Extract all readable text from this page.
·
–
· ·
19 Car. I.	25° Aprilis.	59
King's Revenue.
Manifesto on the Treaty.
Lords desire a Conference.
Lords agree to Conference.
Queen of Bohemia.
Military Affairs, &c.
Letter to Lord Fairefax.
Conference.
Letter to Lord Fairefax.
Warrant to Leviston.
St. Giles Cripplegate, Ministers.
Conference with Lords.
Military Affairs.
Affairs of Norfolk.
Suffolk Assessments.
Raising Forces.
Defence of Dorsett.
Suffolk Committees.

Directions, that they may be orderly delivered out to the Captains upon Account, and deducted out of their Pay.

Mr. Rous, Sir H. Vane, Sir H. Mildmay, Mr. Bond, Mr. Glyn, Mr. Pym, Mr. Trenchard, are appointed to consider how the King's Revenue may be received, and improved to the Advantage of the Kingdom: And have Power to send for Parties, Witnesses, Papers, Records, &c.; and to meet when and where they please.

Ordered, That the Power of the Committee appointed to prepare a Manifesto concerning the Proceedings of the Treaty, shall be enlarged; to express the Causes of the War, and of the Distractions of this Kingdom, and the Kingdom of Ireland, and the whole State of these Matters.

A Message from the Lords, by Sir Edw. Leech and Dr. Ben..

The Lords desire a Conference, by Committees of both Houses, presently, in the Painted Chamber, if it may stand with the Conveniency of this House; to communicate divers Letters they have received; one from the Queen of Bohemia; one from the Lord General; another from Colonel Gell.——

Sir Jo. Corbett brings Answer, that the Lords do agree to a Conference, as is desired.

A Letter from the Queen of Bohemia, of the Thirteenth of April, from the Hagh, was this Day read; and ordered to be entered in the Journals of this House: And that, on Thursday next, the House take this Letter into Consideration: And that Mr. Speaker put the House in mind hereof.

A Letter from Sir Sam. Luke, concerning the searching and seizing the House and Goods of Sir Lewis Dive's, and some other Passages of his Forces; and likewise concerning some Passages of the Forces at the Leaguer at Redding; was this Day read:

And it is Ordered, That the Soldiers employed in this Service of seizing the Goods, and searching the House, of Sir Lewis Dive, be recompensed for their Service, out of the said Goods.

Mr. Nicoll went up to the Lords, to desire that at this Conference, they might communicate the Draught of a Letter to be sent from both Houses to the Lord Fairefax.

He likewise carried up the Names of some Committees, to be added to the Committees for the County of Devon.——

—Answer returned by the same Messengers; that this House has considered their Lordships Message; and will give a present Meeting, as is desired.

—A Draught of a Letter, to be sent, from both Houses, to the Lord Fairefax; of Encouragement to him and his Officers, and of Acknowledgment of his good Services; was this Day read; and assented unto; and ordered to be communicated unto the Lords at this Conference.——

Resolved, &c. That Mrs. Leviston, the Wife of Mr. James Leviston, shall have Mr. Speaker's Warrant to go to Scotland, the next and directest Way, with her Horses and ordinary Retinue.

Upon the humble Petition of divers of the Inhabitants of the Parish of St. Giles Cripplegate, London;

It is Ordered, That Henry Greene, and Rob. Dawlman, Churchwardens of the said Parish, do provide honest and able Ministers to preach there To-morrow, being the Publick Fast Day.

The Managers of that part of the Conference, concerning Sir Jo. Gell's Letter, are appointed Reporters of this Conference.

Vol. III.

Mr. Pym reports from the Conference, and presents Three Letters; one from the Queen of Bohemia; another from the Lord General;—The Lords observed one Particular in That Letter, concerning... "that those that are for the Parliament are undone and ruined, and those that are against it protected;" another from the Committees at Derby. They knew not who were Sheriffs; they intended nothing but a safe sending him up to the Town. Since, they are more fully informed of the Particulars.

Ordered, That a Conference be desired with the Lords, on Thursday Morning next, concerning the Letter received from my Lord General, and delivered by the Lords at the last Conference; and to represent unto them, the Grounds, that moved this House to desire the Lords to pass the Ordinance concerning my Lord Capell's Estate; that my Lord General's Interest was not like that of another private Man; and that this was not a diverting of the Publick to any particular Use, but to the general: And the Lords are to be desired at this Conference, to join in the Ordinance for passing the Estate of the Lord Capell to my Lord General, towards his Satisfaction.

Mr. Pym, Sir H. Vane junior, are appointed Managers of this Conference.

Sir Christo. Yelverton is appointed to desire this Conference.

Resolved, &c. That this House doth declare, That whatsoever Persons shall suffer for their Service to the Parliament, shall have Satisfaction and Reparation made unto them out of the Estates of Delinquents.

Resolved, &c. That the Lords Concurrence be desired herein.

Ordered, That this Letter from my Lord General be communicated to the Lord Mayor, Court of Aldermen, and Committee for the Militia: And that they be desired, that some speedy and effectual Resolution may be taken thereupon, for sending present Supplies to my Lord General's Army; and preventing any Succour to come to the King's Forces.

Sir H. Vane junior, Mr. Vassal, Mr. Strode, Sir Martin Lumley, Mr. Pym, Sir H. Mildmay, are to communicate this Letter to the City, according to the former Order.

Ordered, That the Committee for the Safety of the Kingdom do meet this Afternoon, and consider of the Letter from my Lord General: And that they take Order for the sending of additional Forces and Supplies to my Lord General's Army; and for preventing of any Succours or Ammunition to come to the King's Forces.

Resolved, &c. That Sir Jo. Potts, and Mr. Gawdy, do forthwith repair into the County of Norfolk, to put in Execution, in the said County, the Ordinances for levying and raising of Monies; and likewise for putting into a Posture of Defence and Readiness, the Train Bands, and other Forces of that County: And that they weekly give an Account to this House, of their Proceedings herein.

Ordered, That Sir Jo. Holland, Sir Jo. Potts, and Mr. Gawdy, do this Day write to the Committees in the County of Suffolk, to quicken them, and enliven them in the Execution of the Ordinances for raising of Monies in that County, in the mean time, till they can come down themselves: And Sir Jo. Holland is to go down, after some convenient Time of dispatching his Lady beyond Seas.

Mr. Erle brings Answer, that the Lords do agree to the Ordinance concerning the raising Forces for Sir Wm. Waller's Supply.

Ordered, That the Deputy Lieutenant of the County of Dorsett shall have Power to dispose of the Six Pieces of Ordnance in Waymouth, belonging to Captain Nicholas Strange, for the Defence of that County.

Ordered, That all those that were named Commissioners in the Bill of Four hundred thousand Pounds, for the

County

**Exercise requirements**. Your task is to quote the listing above word for word.

**Task result**.
Extract all readable text from this page.
·
–
· ·
19 Car. I.	25° Aprilis.	59
King's Revenue.
Manifesto on the Treaty.
Lords desire a Conference.
Lords agree to Conference.
Queen of Bohemia.
Military Affairs, &c.
Letter to Lord Fairefax.
Conference.
Letter to Lord Fairefax.
Warrant to Leviston.
St. Giles Cripplegate, Ministers.
Conference with Lords.
Military Affairs.
Affairs of Norfolk.
Suffolk Assessments.
Raising Forces.
Defence of Dorsett.
Suffolk Committees.

Directions, that they may be orderly delivered out to the Captains upon Account, and deducted out of their Pay.

Mr. Rous, Sir H. Vane, Sir H. Mildmay, Mr. Bond, Mr. Glyn, Mr. Pym, Mr. Trenchard, are appointed to consider how the King's Revenue may be received, and improved to the Advantage of the Kingdom: And have Power to send for Parties, Witnesses, Papers, Records, &c.; and to meet when and where they please.

Ordered, That the Power of the Committee appointed to prepare a Manifesto concerning the Proceedings of the Treaty, shall be enlarged; to express the Causes of the War, and of the Distractions of this Kingdom, and the Kingdom of Ireland, and the whole State of these Matters.

A Message from the Lords, by Sir Edw. Leech and Dr. Ben..

The Lords desire a Conference, by Committees of both Houses, presently, in the Painted Chamber, if it may stand with the Conveniency of this House; to communicate divers Letters they have received; one from the Queen of Bohemia; one from the Lord General; another from Colonel Gell.——

Sir Jo. Corbett brings Answer, that the Lords do agree to a Conference, as is desired.

A Letter from the Queen of Bohemia, of the Thirteenth of April, from the Hagh, was this Day read; and ordered to be entered in the Journals of this House: And that, on Thursday next, the House take this Letter into Consideration: And that Mr. Speaker put the House in mind hereof.

A Letter from Sir Sam. Luke, concerning the searching and seizing the House and Goods of Sir Lewis Dive's, and some other Passages of his Forces; and likewise concerning some Passages of the Forces at the Leaguer at Redding; was this Day read:

And it is Ordered, That the Soldiers employed in this Service of seizing the Goods, and searching the House, of Sir Lewis Dive, be recompensed for their Service, out of the said Goods.

Mr. Nicoll went up to the Lords, to desire that at this Conference, they might communicate the Draught of a Letter to be sent from both Houses to the Lord Fairefax.

He likewise carried up the Names of some Committees, to be added to the Committees for the County of Devon.——

—Answer returned by the same Messengers; that this House has considered their Lordships Message; and will give a present Meeting, as is desired.

—A Draught of a Letter, to be sent, from both Houses, to the Lord Fairefax; of Encouragement to him and his Officers, and of Acknowledgment of his good Services; was this Day read; and assented unto; and ordered to be communicated unto the Lords at this Conference.——

Resolved, &c. That Mrs. Leviston, the Wife of Mr. James Leviston, shall have Mr. Speaker's Warrant to go to Scotland, the next and directest Way, with her Horses and ordinary Retinue.

Upon the humble Petition of divers of the Inhabitants of the Parish of St. Giles Cripplegate, London;

It is Ordered, That Henry Greene, and Rob. Dawlman, Churchwardens of the said Parish, do provide honest and able Ministers to preach there To-morrow, being the Publick Fast Day.

The Managers of that part of the Conference, concerning Sir Jo. Gell's Letter, are appointed Reporters of this Conference.

Vol. III.

Mr. Pym reports from the Conference, and presents Three Letters; one from the Queen of Bohemia; another from the Lord General;—The Lords observed one Particular in That Letter, concerning... "that those that are for the Parliament are undone and ruined, and those that are against it protected;" another from the Committees at Derby. They knew not who were Sheriffs; they intended nothing but a safe sending him up to the Town. Since, they are more fully informed of the Particulars.

Ordered, That a Conference be desired with the Lords, on Thursday Morning next, concerning the Letter received from my Lord General, and delivered by the Lords at the last Conference; and to represent unto them, the Grounds, that moved this House to desire the Lords to pass the Ordinance concerning my Lord Capell's Estate; that my Lord General's Interest was not like that of another private Man; and that this was not a diverting of the Publick to any particular Use, but to the general: And the Lords are to be desired at this Conference, to join in the Ordinance for passing the Estate of the Lord Capell to my Lord General, towards his Satisfaction.

Mr. Pym, Sir H. Vane junior, are appointed Managers of this Conference.

Sir Christo. Yelverton is appointed to desire this Conference.

Resolved, &c. That this House doth declare, That whatsoever Persons shall suffer for their Service to the Parliament, shall have Satisfaction and Reparation made unto them out of the Estates of Delinquents.

Resolved, &c. That the Lords Concurrence be desired herein.

Ordered, That this Letter from my Lord General be communicated to the Lord Mayor, Court of Aldermen, and Committee for the Militia: And that they be desired, that some speedy and effectual Resolution may be taken thereupon, for sending present Supplies to my Lord General's Army; and preventing any Succour to come to the King's Forces.

Sir H. Vane junior, Mr. Vassal, Mr. Strode, Sir Martin Lumley, Mr. Pym, Sir H. Mildmay, are to communicate this Letter to the City, according to the former Order.

Ordered, That the Committee for the Safety of the Kingdom do meet this Afternoon, and consider of the Letter from my Lord General: And that they take Order for the sending of additional Forces and Supplies to my Lord General's Army; and for preventing of any Succours or Ammunition to come to the King's Forces.

Resolved, &c. That Sir Jo. Potts, and Mr. Gawdy, do forthwith repair into the County of Norfolk, to put in Execution, in the said County, the Ordinances for levying and raising of Monies; and likewise for putting into a Posture of Defence and Readiness, the Train Bands, and other Forces of that County: And that they weekly give an Account to this House, of their Proceedings herein.

Ordered, That Sir Jo. Holland, Sir Jo. Potts, and Mr. Gawdy, do this Day write to the Committees in the County of Suffolk, to quicken them, and enliven them in the Execution of the Ordinances for raising of Monies in that County, in the mean time, till they can come down themselves: And Sir Jo. Holland is to go down, after some convenient Time of dispatching his Lady beyond Seas.

Mr. Erle brings Answer, that the Lords do agree to the Ordinance concerning the raising Forces for Sir Wm. Waller's Supply.

Ordered, That the Deputy Lieutenant of the County of Dorsett shall have Power to dispose of the Six Pieces of Ordnance in Waymouth, belonging to Captain Nicholas Strange, for the Defence of that County.

Ordered, That all those that were named Commissioners in the Bill of Four hundred thousand Pounds, for the

County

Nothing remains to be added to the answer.